▼▼▼
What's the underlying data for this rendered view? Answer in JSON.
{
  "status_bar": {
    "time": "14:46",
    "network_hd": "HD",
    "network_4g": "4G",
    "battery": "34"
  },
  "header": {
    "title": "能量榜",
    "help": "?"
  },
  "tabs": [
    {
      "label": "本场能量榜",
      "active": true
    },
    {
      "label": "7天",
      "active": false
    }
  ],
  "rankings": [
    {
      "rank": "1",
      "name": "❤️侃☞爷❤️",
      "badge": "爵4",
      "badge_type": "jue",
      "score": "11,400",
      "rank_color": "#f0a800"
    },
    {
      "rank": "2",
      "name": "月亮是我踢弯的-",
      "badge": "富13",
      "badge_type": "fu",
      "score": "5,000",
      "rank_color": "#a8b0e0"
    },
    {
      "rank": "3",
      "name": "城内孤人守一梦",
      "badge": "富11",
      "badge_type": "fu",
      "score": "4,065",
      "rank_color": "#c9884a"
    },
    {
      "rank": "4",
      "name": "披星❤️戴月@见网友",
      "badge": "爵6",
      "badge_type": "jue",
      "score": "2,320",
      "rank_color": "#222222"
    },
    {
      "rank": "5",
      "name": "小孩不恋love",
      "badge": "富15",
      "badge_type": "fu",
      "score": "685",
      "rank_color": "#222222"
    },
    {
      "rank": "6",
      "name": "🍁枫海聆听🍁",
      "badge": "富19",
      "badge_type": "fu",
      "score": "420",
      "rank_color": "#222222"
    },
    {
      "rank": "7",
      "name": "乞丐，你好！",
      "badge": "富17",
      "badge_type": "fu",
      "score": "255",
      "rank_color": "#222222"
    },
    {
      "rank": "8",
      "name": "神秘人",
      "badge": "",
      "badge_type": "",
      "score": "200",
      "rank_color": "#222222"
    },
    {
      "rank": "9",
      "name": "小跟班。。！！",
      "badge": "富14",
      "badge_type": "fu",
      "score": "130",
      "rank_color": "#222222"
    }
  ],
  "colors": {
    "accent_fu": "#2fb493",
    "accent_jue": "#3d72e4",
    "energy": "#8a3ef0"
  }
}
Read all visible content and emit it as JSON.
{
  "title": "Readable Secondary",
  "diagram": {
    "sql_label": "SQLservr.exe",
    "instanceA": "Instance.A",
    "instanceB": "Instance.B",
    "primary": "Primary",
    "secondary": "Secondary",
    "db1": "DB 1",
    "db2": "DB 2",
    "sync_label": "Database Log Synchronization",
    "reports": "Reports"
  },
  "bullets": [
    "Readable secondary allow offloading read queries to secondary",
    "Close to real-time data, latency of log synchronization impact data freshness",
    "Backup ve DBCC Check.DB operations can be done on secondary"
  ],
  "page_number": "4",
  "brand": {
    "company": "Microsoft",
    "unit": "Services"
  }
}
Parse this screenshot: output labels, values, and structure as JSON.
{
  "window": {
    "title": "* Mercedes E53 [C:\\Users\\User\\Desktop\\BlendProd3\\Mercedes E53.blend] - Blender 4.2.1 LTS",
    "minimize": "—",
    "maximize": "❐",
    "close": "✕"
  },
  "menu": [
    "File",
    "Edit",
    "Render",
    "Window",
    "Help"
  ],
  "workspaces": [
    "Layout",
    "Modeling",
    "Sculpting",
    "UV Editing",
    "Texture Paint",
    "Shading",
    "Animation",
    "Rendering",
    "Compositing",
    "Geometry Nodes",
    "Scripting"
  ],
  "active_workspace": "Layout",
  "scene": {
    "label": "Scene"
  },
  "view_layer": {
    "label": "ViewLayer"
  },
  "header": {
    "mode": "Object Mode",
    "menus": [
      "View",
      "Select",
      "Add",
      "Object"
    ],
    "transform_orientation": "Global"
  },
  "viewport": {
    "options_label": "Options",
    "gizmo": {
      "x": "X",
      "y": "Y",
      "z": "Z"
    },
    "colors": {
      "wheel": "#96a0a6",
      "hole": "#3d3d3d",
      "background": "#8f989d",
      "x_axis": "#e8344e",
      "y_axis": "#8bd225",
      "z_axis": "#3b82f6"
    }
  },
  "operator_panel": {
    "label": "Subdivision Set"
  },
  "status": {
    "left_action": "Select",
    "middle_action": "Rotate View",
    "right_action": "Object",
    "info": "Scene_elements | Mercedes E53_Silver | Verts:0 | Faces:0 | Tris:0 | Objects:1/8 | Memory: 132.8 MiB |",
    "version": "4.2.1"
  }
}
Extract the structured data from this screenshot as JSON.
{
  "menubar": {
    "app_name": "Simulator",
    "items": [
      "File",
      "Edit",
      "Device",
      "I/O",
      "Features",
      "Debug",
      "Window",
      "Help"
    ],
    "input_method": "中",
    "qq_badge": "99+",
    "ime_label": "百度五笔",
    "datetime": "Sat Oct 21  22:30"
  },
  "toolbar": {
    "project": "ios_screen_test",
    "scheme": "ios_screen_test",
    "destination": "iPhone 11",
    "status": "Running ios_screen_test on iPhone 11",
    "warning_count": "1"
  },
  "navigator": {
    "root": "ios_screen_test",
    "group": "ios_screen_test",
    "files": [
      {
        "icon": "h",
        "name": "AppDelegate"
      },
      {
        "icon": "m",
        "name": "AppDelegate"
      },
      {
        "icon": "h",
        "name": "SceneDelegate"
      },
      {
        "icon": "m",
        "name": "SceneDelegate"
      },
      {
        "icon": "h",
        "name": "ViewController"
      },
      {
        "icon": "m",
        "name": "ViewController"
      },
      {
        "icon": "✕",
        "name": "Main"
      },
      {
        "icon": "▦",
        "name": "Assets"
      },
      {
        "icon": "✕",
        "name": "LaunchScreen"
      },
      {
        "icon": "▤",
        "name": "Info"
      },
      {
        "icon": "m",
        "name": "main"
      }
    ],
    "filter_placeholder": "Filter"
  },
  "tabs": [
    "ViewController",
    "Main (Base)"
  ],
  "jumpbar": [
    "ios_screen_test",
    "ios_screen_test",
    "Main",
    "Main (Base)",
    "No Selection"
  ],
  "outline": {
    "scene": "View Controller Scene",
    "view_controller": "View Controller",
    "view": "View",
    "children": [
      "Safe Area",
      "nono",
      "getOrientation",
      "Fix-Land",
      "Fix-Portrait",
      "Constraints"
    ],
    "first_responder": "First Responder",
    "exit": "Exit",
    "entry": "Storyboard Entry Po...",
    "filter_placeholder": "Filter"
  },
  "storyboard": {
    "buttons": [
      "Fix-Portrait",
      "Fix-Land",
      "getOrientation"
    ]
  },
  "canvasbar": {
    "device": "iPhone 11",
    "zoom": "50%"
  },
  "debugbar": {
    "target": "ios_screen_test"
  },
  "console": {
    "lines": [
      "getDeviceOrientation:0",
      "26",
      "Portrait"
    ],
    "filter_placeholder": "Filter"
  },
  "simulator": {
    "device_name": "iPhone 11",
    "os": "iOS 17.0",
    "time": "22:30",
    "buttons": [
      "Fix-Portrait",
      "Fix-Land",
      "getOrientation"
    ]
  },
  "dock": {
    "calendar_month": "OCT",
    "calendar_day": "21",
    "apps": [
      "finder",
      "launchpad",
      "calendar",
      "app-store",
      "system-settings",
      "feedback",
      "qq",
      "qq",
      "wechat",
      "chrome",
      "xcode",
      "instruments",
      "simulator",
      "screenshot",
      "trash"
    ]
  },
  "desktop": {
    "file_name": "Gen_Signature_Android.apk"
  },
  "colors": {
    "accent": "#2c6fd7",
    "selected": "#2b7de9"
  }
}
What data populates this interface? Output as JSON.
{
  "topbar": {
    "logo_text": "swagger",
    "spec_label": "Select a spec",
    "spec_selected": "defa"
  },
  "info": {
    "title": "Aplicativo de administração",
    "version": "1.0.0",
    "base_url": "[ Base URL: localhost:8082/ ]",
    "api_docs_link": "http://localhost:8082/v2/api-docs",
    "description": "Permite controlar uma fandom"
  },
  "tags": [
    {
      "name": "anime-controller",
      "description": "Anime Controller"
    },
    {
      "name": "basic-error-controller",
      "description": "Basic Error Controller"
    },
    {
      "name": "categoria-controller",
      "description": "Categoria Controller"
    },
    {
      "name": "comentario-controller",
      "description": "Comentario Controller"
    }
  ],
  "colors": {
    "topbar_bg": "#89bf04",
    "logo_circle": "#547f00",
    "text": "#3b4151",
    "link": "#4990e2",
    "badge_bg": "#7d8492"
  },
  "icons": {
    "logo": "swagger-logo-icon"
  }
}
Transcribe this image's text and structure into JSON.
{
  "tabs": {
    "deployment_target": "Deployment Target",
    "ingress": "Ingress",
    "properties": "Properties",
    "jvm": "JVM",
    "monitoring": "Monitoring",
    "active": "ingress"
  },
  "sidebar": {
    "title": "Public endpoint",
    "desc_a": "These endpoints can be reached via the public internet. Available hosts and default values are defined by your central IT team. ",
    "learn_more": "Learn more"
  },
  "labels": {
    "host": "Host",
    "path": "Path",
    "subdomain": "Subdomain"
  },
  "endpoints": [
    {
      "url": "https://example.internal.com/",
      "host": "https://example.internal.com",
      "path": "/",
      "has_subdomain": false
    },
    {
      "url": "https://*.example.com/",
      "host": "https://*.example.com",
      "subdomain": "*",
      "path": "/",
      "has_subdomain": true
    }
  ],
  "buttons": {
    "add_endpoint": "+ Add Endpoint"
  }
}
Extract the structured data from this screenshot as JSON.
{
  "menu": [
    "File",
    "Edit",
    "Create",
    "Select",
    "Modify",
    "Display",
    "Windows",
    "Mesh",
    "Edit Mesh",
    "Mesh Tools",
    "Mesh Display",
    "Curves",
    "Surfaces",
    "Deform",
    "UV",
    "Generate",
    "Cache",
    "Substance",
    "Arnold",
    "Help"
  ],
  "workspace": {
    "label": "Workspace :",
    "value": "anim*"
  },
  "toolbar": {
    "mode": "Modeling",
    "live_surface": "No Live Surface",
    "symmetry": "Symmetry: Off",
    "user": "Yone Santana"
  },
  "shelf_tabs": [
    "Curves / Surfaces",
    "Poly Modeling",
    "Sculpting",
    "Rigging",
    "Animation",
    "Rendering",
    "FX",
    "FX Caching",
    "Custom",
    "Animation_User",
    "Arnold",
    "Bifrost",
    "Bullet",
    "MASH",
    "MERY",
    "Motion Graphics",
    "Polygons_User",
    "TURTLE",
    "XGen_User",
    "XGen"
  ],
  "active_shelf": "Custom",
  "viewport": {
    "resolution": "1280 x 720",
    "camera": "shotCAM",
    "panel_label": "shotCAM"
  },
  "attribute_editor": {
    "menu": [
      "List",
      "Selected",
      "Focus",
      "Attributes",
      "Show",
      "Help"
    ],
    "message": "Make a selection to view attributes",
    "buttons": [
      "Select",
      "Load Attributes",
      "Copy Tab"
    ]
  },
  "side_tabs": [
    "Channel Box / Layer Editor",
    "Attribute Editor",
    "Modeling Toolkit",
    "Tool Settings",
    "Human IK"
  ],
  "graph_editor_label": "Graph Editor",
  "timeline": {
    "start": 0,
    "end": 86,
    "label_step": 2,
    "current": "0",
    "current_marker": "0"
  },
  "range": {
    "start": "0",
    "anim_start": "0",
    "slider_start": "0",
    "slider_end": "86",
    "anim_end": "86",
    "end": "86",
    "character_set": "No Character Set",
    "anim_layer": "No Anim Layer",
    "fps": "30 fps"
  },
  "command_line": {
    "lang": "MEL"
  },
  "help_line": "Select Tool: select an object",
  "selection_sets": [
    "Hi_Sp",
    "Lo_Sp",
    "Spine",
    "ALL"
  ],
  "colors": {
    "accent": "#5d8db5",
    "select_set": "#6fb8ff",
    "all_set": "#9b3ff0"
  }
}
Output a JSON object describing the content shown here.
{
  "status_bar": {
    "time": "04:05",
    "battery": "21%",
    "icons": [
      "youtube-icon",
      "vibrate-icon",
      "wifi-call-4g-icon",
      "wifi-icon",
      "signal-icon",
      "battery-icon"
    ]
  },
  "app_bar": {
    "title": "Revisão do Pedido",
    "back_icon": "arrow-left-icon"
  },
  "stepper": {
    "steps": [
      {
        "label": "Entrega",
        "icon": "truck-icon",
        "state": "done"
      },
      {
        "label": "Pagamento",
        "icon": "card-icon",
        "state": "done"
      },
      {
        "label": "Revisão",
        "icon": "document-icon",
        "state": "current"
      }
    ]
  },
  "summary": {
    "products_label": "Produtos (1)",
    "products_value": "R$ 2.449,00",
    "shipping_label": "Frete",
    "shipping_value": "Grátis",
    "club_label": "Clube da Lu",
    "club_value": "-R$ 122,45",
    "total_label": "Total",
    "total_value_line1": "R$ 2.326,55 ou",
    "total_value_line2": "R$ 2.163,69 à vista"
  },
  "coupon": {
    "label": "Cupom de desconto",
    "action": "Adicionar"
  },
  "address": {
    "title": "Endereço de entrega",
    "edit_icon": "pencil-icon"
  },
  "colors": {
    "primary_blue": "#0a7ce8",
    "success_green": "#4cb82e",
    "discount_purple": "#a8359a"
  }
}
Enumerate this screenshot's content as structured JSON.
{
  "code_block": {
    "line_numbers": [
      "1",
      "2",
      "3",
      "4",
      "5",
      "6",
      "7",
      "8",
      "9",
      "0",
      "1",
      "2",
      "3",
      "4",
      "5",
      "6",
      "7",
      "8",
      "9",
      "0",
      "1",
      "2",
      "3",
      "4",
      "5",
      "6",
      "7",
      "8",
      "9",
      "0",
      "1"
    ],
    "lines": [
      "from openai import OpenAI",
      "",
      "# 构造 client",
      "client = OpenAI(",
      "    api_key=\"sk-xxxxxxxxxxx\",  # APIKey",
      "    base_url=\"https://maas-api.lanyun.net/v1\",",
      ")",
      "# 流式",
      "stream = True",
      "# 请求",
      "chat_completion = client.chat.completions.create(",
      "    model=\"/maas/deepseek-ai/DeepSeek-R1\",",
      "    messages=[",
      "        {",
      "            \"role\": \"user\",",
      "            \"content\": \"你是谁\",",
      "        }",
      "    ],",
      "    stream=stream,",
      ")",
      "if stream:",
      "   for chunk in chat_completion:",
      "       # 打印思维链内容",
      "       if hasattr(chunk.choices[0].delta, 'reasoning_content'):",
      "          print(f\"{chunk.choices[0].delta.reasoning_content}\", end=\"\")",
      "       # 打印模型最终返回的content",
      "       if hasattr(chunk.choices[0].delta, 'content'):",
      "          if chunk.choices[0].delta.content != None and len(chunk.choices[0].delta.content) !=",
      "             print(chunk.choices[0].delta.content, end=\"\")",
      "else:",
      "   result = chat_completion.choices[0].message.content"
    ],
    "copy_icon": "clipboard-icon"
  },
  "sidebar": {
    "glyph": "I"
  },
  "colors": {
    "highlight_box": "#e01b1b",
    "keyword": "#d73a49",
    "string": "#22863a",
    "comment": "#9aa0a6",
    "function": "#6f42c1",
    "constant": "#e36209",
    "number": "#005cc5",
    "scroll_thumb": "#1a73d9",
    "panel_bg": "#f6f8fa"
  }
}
▲▲▲
Exercise prompt >> Check every line of the entries above for the word "client" and report how many lines contain it, giving the number only.

Answer to this problem >> 3